--- REQUIREMENT ---
Copy out each line containing "icon" from the entries below.

--- WORKING DATA ---
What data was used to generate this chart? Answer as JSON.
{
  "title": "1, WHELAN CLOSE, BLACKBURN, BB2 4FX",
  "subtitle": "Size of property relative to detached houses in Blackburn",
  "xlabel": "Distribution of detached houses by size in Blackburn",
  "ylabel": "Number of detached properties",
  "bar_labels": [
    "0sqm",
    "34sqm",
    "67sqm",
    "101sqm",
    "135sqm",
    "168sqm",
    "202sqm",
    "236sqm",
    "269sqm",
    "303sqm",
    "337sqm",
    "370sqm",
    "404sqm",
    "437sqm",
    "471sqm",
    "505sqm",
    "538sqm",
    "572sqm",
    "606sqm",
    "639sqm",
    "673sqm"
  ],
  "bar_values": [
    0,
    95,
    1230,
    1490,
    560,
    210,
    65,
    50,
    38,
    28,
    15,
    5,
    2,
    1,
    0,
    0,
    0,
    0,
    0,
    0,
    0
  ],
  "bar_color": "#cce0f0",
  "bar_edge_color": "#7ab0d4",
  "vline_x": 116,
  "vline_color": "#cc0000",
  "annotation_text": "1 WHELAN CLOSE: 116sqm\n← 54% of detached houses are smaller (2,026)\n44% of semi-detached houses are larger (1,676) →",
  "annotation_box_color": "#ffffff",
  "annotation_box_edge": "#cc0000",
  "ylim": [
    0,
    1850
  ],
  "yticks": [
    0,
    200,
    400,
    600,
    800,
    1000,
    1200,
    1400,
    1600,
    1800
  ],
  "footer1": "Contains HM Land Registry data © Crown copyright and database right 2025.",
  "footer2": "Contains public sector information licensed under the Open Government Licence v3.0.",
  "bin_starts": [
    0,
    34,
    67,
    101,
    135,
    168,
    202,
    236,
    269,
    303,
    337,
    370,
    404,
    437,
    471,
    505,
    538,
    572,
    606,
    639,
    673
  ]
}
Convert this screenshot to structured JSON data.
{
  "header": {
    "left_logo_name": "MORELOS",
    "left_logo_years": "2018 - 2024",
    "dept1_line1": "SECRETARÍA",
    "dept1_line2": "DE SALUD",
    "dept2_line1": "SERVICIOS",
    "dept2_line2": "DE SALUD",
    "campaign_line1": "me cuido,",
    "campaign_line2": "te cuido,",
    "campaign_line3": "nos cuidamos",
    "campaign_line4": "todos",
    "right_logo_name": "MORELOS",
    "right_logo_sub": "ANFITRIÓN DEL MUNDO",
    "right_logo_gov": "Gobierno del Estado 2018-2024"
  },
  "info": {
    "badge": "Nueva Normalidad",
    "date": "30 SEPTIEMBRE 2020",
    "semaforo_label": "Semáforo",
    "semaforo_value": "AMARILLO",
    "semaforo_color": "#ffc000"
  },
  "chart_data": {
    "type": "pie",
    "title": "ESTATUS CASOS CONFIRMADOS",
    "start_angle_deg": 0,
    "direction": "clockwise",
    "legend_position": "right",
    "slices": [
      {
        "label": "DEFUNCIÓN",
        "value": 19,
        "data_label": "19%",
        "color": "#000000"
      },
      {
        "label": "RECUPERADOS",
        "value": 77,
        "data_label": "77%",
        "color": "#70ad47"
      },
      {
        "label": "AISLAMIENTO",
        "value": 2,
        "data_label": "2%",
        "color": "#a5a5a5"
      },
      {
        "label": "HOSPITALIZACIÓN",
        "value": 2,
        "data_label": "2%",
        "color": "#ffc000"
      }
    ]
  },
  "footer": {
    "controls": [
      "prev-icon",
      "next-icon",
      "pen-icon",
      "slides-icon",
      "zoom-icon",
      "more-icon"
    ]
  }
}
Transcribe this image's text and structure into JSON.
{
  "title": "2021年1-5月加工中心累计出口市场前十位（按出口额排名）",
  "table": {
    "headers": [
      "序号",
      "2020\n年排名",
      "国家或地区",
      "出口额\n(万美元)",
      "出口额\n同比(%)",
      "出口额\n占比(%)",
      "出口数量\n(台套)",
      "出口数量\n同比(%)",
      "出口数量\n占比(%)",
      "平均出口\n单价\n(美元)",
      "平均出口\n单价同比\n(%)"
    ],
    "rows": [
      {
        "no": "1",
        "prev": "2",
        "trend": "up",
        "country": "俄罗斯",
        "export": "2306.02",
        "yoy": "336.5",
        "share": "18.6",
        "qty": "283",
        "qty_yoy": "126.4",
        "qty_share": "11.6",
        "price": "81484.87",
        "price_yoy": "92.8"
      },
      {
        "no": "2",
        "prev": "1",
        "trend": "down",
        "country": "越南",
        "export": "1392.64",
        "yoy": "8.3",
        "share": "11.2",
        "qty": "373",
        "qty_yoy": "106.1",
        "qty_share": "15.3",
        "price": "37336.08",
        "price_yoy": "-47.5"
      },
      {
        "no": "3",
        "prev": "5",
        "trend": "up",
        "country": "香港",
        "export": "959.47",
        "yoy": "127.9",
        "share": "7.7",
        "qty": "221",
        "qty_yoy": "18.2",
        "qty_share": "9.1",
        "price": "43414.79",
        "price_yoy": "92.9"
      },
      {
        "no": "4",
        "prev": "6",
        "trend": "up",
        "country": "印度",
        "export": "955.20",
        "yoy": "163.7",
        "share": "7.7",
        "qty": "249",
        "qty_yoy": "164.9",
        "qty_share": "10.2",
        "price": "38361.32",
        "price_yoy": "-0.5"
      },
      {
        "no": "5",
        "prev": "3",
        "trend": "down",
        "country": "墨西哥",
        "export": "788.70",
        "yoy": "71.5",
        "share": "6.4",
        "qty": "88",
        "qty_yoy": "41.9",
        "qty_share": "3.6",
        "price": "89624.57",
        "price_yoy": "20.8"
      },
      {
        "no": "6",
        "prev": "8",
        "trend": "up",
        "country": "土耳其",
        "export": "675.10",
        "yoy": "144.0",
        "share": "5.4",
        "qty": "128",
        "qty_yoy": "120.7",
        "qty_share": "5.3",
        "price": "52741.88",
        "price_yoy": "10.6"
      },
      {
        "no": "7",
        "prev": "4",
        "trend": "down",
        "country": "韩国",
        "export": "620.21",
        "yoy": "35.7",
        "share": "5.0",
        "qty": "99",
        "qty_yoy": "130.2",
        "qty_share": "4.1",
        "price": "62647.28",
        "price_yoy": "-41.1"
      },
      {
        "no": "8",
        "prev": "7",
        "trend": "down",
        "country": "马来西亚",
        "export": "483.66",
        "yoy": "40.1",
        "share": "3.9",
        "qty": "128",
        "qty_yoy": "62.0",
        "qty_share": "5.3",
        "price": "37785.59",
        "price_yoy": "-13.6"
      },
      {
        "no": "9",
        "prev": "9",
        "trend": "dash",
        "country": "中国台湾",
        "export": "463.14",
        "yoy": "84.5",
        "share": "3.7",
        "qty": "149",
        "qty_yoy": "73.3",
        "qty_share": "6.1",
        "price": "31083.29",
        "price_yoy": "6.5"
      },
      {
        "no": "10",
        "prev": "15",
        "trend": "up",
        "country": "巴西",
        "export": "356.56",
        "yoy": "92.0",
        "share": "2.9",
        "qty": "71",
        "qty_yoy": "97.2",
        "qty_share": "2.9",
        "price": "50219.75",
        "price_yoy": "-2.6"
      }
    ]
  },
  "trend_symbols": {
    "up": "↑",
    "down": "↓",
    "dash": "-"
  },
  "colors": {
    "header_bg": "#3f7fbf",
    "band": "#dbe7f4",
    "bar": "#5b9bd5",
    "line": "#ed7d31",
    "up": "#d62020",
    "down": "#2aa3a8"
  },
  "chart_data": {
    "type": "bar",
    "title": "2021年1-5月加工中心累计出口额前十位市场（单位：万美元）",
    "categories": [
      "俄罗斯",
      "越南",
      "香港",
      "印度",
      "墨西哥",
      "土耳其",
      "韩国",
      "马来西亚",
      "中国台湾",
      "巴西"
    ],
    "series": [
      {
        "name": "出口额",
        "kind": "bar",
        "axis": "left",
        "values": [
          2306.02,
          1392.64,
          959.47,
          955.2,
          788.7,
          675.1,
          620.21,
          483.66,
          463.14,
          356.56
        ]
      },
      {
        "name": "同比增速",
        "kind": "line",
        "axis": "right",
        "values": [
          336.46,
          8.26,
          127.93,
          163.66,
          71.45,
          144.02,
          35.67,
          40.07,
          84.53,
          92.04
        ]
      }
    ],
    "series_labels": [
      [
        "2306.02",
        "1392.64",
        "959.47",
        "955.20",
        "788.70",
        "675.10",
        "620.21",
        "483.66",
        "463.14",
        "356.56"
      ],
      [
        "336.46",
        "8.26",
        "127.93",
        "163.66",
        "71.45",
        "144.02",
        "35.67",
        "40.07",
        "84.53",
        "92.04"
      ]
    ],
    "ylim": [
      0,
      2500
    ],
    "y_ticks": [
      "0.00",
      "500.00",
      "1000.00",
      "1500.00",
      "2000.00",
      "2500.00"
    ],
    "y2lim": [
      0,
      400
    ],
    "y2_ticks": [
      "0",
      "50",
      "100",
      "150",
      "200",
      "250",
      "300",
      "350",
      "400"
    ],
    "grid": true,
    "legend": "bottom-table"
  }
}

--- RESULT OF THE EXERCISE ---
      "prev-icon",
      "next-icon",
      "pen-icon",
      "slides-icon",
      "zoom-icon",
      "more-icon"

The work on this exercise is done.